*Records to use*:
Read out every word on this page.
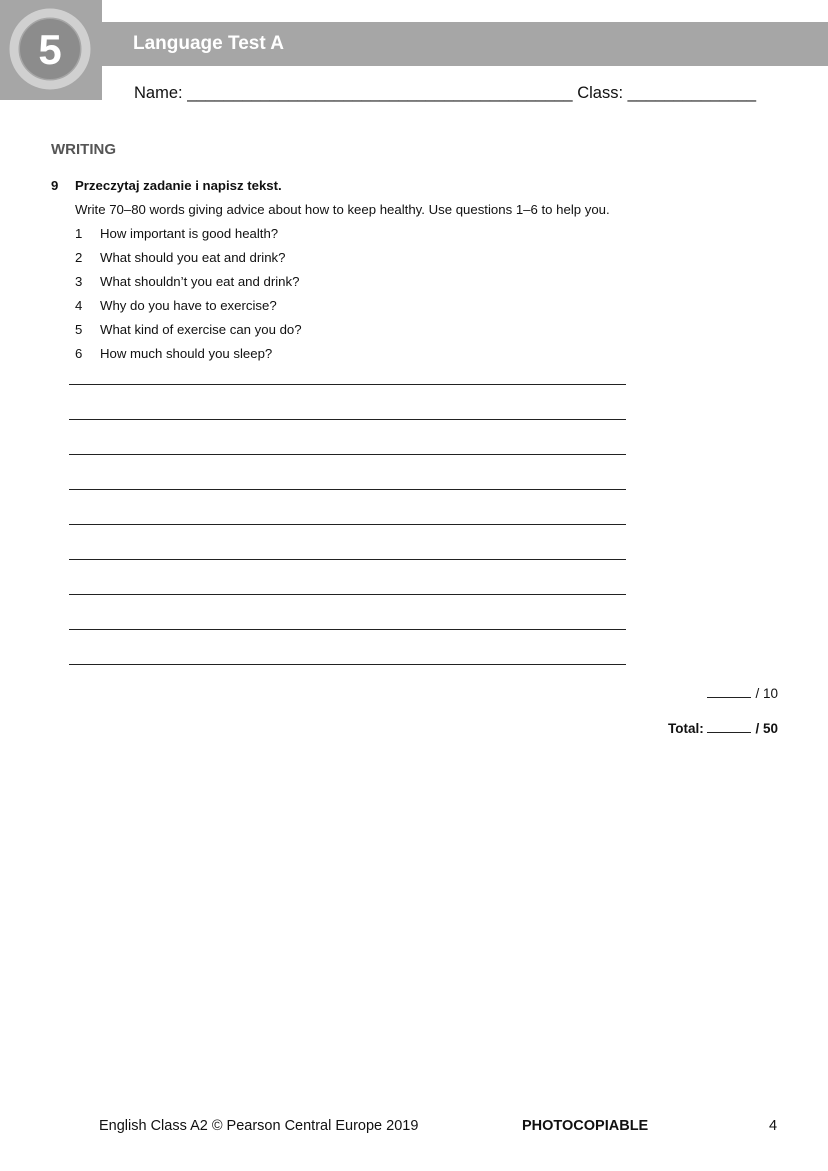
5	Language Test A
Name: __________________________________________ Class: ______________
WRITING
9 Przeczytaj zadanie i napisz tekst.
Write 70–80 words giving advice about how to keep healthy. Use questions 1–6 to help you.
1 How important is good health?
2 What should you eat and drink?
3 What shouldn’t you eat and drink?
4 Why do you have to exercise?
5 What kind of exercise can you do?
6 How much should you sleep?
/ 10
Total:	/ 50
English Class A2 © Pearson Central Europe 2019	PHOTOCOPIABLE	4
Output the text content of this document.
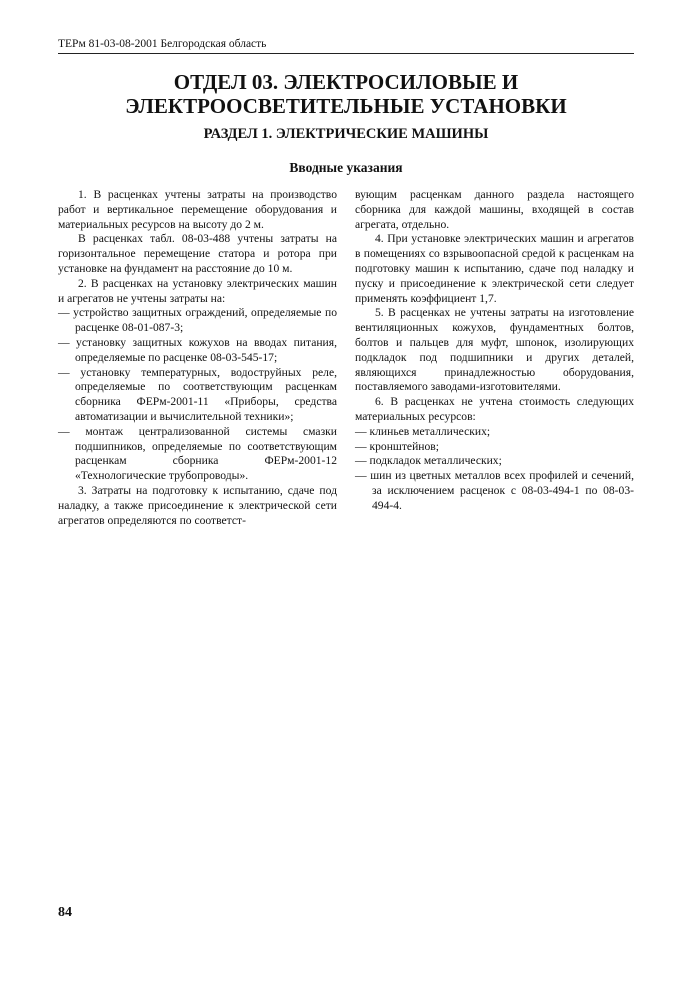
ТЕРм 81-03-08-2001 Белгородская область
ОТДЕЛ 03. ЭЛЕКТРОСИЛОВЫЕ И
ЭЛЕКТРООСВЕТИТЕЛЬНЫЕ УСТАНОВКИ
РАЗДЕЛ 1. ЭЛЕКТРИЧЕСКИЕ МАШИНЫ
Вводные указания

1. В расценках учтены затраты на производство работ и вертикальное перемещение оборудования и материальных ресурсов на высоту до 2 м.

В расценках табл. 08-03-488 учтены затраты на горизонтальное перемещение статора и ротора при установке на фундамент на расстояние до 10 м.

2. В расценках на установку электрических машин и агрегатов не учтены затраты на:

— устройство защитных ограждений, определяемые по расценке 08-01-087-3;

— установку защитных кожухов на вводах питания, определяемые по расценке 08-03-545-17;

— установку температурных, водоструйных реле, определяемые по соответствующим расценкам сборника ФЕРм-2001-11 «Приборы, средства автоматизации и вычислительной техники»;

— монтаж централизованной системы смазки подшипников, определяемые по соответствующим расценкам сборника ФЕРм-2001-12 «Технологические трубопроводы».

3. Затраты на подготовку к испытанию, сдаче под наладку, а также присоединение к электрической сети агрегатов определяются по соответст-

вующим расценкам данного раздела настоящего сборника для каждой машины, входящей в состав агрегата, отдельно.

4. При установке электрических машин и агрегатов в помещениях со взрывоопасной средой к расценкам на подготовку машин к испытанию, сдаче под наладку и пуску и присоединение к электрической сети следует применять коэффициент 1,7.

5. В расценках не учтены затраты на изготовление вентиляционных кожухов, фундаментных болтов, болтов и пальцев для муфт, шпонок, изолирующих подкладок под подшипники и других деталей, являющихся принадлежностью оборудования, поставляемого заводами-изготовителями.

6. В расценках не учтена стоимость следующих материальных ресурсов:

— клиньев металлических;

— кронштейнов;

— подкладок металлических;

— шин из цветных металлов всех профилей и сечений, за исключением расценок с 08-03-494-1 по 08-03-494-4.

84
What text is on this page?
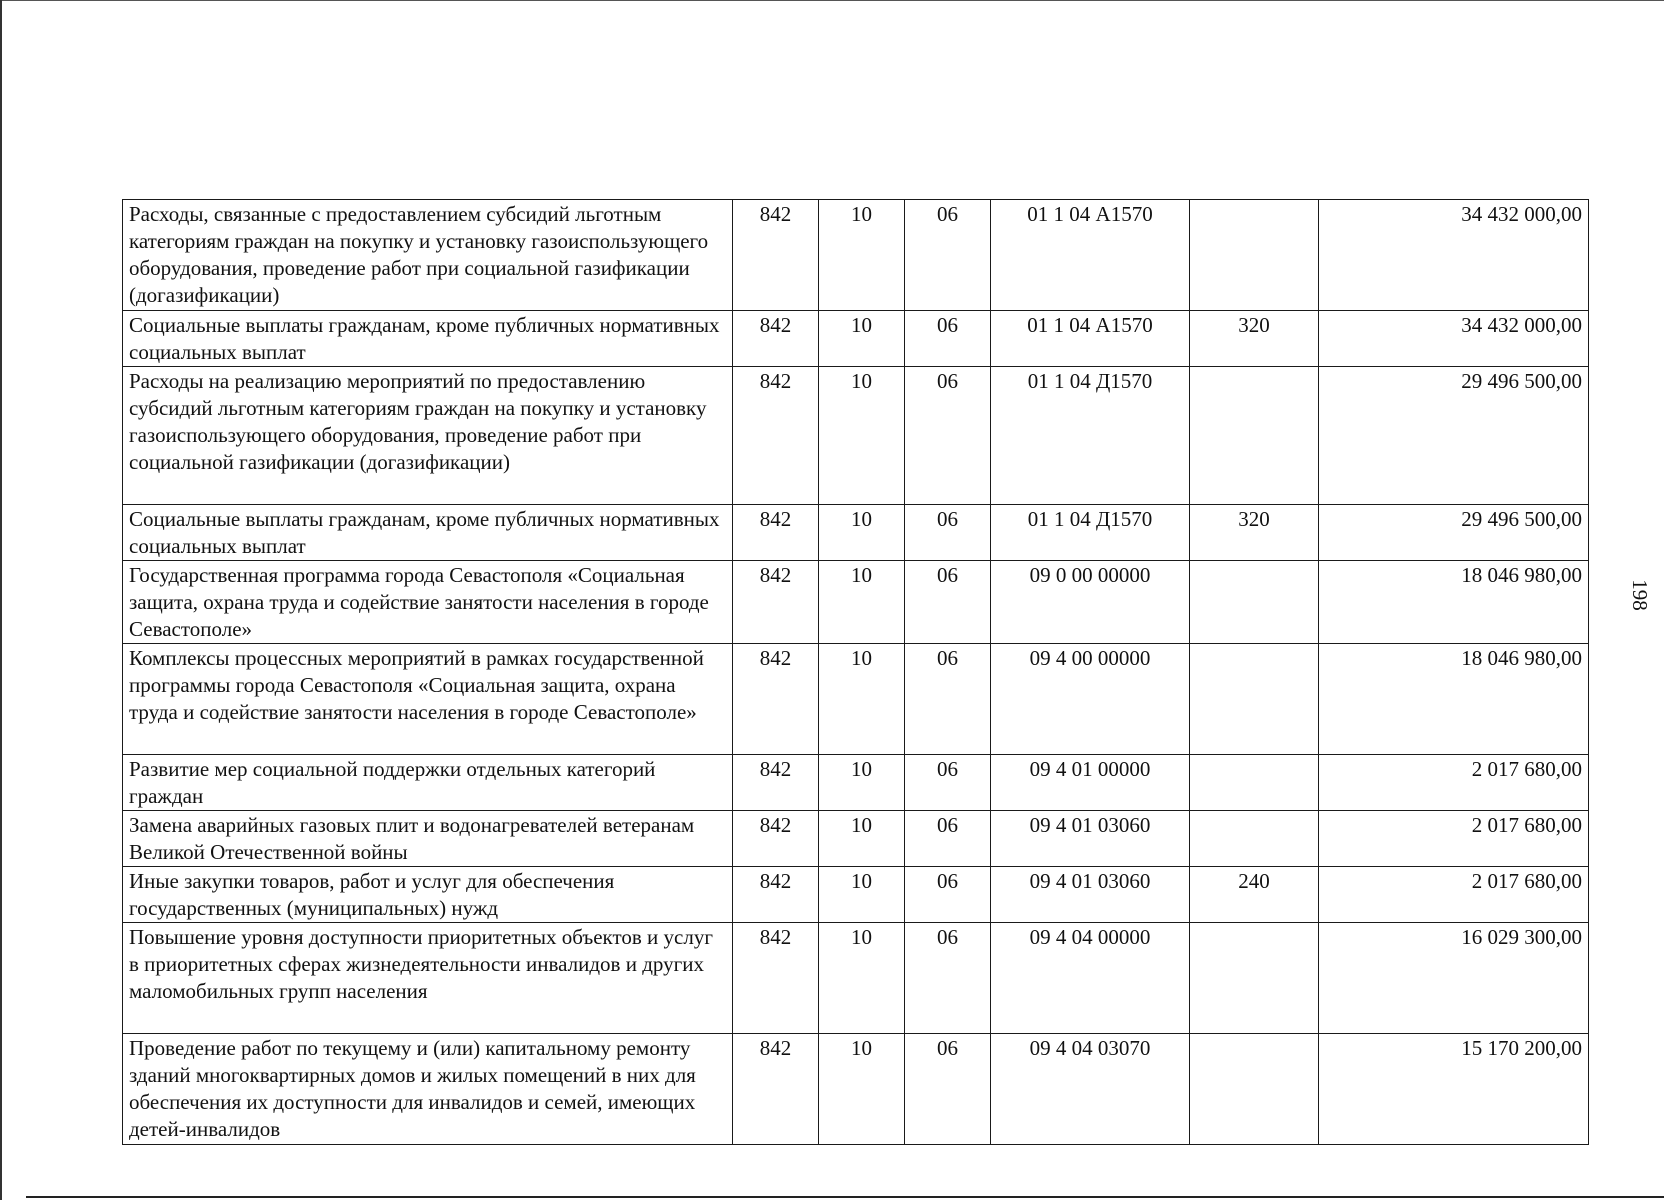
198
Расходы, связанные с предоставлением субсидий льготным категориям граждан на покупку и установку газоиспользующего оборудования, проведение работ при социальной газификации (догазификации)	842	10	06	01 1 04 А1570		34 432 000,00
Социальные выплаты гражданам, кроме публичных нормативных социальных выплат	842	10	06	01 1 04 А1570	320	34 432 000,00
Расходы на реализацию мероприятий по предоставлению субсидий льготным категориям граждан на покупку и установку газоиспользующего оборудования, проведение работ при социальной газификации (догазификации)	842	10	06	01 1 04 Д1570		29 496 500,00
Социальные выплаты гражданам, кроме публичных нормативных социальных выплат	842	10	06	01 1 04 Д1570	320	29 496 500,00
Государственная программа города Севастополя «Социальная защита, охрана труда и содействие занятости населения в городе Севастополе»	842	10	06	09 0 00 00000		18 046 980,00
Комплексы процессных мероприятий в рамках государственной программы города Севастополя «Социальная защита, охрана труда и содействие занятости населения в городе Севастополе»	842	10	06	09 4 00 00000		18 046 980,00
Развитие мер социальной поддержки отдельных категорий граждан	842	10	06	09 4 01 00000		2 017 680,00
Замена аварийных газовых плит и водонагревателей ветеранам Великой Отечественной войны	842	10	06	09 4 01 03060		2 017 680,00
Иные закупки товаров, работ и услуг для обеспечения государственных (муниципальных) нужд	842	10	06	09 4 01 03060	240	2 017 680,00
Повышение уровня доступности приоритетных объектов и услуг в приоритетных сферах жизнедеятельности инвалидов и других маломобильных групп населения	842	10	06	09 4 04 00000		16 029 300,00
Проведение работ по текущему и (или) капитальному ремонту зданий многоквартирных домов и жилых помещений в них для обеспечения их доступности для инвалидов и семей, имеющих детей-инвалидов	842	10	06	09 4 04 03070		15 170 200,00
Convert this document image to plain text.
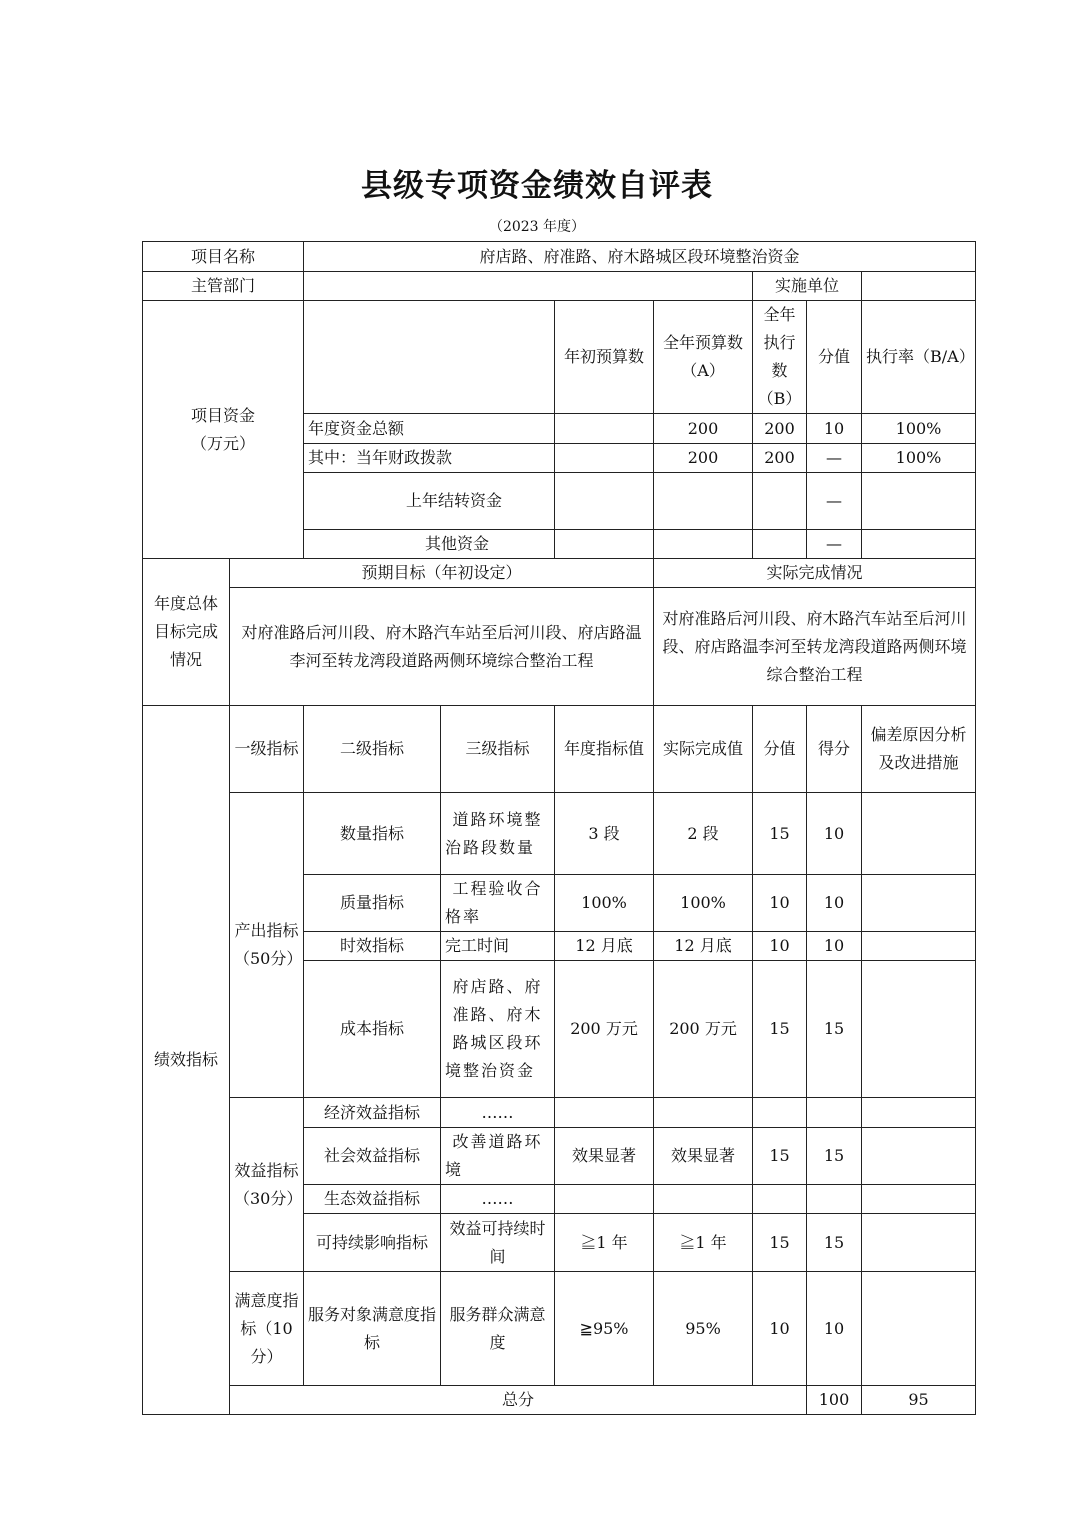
县级专项资金绩效自评表
（2023 年度）
项目名称		府店路、府准路、府木路城区段环境整治资金							
主管部门						实施单位			
项目资金
（万元）				年初预算数	全年预算数（A）	全年执行数（B）	分值	执行率（B/A）	
		年度资金总额			200	200	10	100%	
		其中：当年财政拨款			200	200	—	100%	
		上年结转资金					—		
		其他资金					—		

年度总体目标完成情况	预期目标（年初设定）				实际完成情况				
	对府准路后河川段、府木路汽车站至后河川段、府店路温李河至转龙湾段道路两侧环境综合整治工程				对府准路后河川段、府木路汽车站至后河川段、府店路温李河至转龙湾段道路两侧环境综合整治工程				
绩效指标	一级指标	二级指标	三级指标	年度指标值	实际完成值	分值	得分	偏差原因分析及改进措施	
	产出指标（50分）	数量指标	道路环境整治路段数量	3 段	2 段	15	10		
		质量指标	工程验收合格率	100%	100%	10	10		
		时效指标	完工时间	12 月底	12 月底	10	10		
		成本指标	府店路、府准路、府木路城区段环境整治资金	200 万元	200 万元	15	15		
	效益指标（30分）	经济效益指标	……						
		社会效益指标	改善道路环境	效果显著	效果显著	15	15		
		生态效益指标	……						
		可持续影响指标	效益可持续时间	≧1 年	≧1 年	15	15		
	满意度指标（10分）	服务对象满意度指标	服务群众满意度	≧95%	95%	10	10		
	总分						100	95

*What the task asks*: Return each line among the entries that holds the word "Социальная".

*Output for this task*:
Государственная программа города Севастополя «Социальная защита, охрана труда и содействие занятости населения в городе Севастополе»	842	10	06	09 0 00 00000		18 046 980,00
Комплексы процессных мероприятий в рамках государственной программы города Севастополя «Социальная защита, охрана труда и содействие занятости населения в городе Севастополе»	842	10	06	09 4 00 00000		18 046 980,00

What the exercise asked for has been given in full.